Start of Records shown

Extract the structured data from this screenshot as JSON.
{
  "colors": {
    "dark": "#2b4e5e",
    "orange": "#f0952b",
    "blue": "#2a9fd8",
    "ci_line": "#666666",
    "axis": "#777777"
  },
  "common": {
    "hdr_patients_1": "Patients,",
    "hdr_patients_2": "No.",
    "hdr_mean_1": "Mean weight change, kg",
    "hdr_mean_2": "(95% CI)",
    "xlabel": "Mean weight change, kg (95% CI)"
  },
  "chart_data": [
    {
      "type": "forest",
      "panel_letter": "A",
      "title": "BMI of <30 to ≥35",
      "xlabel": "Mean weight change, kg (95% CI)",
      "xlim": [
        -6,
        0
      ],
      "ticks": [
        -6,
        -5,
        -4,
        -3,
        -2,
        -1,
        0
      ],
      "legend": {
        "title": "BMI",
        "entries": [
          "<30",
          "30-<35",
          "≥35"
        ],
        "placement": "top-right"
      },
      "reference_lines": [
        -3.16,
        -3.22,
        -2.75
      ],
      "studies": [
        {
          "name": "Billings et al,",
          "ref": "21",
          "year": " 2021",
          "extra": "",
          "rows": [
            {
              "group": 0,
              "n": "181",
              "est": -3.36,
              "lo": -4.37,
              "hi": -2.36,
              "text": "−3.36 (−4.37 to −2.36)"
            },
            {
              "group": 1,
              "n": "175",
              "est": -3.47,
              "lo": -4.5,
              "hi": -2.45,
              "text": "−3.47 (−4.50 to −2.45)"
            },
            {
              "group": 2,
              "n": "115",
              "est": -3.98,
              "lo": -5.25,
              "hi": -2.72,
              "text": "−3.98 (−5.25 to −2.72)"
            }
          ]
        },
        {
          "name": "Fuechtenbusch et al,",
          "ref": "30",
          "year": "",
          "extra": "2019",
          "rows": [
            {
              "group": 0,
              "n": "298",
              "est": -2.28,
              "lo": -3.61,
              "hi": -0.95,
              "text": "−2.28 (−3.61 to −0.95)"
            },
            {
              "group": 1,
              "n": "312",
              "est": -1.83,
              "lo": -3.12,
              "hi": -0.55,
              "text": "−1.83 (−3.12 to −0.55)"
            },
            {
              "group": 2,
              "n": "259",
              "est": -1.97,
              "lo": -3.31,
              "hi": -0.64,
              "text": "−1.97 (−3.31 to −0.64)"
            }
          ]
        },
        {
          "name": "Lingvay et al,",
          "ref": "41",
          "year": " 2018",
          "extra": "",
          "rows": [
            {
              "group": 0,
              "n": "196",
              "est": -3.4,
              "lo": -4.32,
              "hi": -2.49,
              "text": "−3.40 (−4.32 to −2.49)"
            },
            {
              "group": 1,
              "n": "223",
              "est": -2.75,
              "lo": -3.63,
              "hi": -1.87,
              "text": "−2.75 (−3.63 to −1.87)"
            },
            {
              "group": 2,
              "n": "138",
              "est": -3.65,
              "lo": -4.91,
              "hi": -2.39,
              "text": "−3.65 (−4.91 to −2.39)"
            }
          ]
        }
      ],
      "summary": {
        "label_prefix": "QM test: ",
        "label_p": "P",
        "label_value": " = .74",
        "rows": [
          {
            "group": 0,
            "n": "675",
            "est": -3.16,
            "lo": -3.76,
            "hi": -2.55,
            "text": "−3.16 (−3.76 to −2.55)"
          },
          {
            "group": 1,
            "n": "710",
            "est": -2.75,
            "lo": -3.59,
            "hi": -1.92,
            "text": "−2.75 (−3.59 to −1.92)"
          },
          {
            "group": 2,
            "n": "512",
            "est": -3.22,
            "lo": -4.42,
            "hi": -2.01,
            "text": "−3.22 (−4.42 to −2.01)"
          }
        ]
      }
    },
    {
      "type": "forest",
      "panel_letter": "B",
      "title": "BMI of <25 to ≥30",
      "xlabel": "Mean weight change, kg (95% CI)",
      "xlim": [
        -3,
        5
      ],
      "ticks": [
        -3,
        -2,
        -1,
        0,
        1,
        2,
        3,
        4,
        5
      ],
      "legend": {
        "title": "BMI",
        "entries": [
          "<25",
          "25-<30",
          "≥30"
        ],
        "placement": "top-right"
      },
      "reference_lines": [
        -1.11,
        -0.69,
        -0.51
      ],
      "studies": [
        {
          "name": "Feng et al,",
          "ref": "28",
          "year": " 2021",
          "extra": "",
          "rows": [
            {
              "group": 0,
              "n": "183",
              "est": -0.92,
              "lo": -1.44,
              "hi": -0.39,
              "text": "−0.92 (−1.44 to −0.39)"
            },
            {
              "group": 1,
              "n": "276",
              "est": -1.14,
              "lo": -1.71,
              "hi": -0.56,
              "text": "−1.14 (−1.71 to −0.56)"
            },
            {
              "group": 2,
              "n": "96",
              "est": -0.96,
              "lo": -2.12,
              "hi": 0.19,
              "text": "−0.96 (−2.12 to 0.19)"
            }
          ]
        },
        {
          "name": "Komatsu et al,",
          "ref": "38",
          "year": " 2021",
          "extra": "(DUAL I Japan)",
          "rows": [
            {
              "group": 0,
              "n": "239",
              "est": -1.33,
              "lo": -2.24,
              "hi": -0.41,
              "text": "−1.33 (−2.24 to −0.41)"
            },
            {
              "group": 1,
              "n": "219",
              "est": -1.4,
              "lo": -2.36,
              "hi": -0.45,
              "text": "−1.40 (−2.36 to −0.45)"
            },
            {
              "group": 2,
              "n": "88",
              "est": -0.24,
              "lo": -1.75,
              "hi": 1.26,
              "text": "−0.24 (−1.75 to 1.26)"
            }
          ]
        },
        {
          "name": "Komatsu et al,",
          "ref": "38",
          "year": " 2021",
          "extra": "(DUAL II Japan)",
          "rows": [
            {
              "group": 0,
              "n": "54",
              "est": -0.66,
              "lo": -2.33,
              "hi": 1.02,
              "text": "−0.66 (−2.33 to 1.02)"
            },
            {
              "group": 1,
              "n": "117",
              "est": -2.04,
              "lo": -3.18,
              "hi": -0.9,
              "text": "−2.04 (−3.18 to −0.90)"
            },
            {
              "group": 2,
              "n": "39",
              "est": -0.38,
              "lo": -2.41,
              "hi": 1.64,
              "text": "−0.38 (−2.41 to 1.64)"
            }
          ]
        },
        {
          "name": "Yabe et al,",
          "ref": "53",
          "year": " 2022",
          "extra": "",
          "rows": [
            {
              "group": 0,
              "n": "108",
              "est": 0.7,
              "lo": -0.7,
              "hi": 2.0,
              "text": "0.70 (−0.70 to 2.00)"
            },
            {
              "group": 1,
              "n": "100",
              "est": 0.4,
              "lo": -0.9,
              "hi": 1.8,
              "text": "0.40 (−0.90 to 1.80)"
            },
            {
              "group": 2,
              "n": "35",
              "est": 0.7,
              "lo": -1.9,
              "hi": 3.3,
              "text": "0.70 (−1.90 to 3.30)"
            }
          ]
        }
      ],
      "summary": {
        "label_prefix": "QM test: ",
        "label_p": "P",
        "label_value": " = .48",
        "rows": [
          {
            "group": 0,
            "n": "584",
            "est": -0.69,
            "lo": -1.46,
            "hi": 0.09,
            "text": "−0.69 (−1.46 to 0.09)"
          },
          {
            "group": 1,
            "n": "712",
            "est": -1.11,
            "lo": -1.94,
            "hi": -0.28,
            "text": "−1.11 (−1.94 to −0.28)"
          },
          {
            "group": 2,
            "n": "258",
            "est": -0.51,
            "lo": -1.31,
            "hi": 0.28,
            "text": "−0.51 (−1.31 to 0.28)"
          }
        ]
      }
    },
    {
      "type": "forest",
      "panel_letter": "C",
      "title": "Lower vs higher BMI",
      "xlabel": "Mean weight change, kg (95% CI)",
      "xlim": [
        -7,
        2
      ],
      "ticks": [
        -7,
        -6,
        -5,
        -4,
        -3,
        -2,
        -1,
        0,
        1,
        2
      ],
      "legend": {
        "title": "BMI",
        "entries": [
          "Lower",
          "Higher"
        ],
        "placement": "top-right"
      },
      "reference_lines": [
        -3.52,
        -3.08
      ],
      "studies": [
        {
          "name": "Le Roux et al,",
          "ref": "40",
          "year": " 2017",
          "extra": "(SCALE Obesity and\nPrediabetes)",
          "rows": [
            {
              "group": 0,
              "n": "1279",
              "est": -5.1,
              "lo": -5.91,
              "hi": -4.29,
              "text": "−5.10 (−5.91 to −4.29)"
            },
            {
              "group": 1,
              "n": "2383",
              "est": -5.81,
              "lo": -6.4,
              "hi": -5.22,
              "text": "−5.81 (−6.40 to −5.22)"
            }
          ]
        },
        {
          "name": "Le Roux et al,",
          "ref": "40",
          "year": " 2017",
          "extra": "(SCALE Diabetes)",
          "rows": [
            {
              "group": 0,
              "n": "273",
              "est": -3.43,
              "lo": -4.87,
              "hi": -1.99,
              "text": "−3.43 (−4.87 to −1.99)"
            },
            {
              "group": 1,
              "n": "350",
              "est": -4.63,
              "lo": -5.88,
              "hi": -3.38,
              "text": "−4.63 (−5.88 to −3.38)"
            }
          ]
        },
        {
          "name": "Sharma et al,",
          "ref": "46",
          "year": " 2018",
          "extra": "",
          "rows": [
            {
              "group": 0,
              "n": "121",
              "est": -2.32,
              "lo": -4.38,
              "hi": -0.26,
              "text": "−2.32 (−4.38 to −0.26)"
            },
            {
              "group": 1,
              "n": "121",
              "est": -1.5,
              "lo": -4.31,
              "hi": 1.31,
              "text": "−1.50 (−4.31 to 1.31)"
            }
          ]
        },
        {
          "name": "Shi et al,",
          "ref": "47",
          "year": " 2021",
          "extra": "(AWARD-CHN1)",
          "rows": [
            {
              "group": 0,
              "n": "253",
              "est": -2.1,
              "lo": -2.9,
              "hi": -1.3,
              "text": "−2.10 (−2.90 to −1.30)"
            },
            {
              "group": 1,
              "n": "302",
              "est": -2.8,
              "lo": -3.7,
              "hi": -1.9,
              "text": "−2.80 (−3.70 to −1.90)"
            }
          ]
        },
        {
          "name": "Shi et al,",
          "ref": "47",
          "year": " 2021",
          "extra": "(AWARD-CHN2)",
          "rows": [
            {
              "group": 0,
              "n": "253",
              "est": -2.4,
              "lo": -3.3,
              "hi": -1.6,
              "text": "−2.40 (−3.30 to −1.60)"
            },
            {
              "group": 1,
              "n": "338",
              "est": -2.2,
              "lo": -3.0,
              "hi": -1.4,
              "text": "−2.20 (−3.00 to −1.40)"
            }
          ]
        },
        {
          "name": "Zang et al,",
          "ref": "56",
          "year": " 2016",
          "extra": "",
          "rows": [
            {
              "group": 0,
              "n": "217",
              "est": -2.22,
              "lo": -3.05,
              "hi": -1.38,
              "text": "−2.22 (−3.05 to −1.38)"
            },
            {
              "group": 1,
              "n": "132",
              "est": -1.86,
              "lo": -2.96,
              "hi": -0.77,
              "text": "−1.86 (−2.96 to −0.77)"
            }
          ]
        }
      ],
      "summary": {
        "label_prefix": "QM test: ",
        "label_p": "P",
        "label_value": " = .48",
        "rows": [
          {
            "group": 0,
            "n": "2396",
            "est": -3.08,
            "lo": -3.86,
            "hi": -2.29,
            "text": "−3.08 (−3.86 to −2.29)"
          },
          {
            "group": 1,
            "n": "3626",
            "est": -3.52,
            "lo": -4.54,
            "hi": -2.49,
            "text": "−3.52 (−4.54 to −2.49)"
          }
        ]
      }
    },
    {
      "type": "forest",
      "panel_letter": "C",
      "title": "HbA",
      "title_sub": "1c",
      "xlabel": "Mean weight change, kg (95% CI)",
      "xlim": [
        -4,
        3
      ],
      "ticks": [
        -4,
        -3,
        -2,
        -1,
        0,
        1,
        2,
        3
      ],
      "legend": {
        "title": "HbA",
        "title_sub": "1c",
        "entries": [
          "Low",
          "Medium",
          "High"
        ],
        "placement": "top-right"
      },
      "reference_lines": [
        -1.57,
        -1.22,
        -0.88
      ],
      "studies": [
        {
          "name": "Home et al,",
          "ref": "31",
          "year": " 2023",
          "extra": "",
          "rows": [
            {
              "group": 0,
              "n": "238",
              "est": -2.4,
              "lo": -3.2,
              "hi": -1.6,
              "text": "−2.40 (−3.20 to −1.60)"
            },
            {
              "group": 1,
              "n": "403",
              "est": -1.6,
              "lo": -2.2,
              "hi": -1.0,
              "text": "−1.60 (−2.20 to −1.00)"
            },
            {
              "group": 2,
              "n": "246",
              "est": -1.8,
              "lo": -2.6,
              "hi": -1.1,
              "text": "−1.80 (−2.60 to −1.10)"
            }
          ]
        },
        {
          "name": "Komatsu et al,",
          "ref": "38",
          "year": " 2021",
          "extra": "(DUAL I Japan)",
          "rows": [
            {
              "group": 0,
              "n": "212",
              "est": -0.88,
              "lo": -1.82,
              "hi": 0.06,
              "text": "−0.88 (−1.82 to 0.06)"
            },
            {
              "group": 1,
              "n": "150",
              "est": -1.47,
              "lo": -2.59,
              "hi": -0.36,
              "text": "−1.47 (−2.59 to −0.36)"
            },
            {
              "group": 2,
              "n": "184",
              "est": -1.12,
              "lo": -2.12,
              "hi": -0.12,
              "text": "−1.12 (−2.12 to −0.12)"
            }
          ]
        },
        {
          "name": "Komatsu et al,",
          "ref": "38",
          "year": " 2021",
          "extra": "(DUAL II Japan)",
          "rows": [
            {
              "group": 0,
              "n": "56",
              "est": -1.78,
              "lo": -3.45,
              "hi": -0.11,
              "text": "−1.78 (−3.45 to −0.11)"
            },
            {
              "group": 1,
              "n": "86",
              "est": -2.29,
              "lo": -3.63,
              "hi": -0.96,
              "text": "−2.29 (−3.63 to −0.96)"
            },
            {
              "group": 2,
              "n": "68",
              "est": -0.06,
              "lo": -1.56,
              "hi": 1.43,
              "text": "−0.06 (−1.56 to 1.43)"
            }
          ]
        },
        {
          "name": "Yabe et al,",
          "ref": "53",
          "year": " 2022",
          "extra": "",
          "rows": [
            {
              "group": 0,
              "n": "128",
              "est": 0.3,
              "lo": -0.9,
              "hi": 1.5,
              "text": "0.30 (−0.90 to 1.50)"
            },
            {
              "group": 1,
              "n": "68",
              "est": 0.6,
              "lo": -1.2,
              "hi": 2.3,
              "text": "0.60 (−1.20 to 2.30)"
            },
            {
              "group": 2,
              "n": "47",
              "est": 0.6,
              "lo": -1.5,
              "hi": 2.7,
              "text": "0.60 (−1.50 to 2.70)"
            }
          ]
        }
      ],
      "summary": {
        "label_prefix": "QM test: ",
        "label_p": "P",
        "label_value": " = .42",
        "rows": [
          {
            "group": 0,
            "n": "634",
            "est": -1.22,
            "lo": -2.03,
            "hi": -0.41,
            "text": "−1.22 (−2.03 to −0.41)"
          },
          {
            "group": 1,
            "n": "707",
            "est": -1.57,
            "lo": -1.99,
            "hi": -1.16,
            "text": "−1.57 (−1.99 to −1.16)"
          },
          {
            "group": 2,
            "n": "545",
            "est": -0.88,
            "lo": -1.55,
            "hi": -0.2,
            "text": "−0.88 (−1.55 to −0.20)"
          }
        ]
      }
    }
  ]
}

End of Records shown

--- Work task ---
Check each line of the records above for the string "SCALE", and report every line that has it.

--- Exercise answer ---
          "extra": "(SCALE Obesity and\nPrediabetes)",
          "extra": "(SCALE Diabetes)",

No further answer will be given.